### What is needed:
Please extract, unchanged, the lines of the data starting at its first line and ending at the line that contains "command-text: adb am", with both of those lines included.

[Listings of elements and their boxes]
○ ○ ○ ○ ○ ○ ○
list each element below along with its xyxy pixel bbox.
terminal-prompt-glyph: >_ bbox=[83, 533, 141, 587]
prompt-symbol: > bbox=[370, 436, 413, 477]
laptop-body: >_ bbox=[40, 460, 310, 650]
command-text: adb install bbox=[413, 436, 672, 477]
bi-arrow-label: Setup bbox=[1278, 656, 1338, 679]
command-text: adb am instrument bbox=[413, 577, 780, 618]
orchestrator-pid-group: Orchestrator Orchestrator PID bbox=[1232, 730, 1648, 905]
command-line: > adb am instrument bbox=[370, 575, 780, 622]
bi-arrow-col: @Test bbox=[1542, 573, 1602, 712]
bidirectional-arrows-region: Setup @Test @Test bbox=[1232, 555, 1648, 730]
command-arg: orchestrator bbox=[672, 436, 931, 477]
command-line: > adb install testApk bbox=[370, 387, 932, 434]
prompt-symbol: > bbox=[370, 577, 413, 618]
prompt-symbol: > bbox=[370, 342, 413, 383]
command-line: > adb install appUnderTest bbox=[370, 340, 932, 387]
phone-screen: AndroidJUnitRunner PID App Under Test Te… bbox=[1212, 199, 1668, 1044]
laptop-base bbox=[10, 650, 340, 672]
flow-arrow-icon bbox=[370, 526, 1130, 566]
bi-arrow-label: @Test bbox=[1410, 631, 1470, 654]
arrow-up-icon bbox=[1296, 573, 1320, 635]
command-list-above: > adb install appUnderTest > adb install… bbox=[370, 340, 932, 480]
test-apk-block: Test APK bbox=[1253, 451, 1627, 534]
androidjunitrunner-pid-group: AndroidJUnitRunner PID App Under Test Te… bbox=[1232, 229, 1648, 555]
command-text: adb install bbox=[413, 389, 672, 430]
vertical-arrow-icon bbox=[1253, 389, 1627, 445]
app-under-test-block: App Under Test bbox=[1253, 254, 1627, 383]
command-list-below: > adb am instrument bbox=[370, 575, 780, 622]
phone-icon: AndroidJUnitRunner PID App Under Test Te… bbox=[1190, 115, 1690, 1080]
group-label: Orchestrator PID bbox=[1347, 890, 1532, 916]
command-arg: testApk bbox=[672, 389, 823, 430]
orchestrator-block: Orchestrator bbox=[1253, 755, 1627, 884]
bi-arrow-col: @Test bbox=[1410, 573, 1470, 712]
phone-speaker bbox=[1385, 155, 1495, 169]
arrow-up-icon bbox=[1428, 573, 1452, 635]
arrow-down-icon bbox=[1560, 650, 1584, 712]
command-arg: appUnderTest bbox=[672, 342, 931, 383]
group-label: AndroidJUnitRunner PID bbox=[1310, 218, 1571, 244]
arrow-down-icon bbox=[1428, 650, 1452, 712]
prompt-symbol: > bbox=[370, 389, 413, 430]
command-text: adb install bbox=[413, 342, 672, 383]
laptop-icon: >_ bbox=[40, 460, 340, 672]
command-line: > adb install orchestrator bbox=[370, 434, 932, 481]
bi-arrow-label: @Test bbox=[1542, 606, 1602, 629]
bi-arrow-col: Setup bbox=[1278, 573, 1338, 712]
○ ○ ○ ○ ○ ○ ○
### Response to this exercise:
list each element below along with its xyxy pixel bbox.
terminal-prompt-glyph: >_ bbox=[83, 533, 141, 587]
prompt-symbol: > bbox=[370, 436, 413, 477]
laptop-body: >_ bbox=[40, 460, 310, 650]
command-text: adb install bbox=[413, 436, 672, 477]
bi-arrow-label: Setup bbox=[1278, 656, 1338, 679]
command-text: adb am instrument bbox=[413, 577, 780, 618]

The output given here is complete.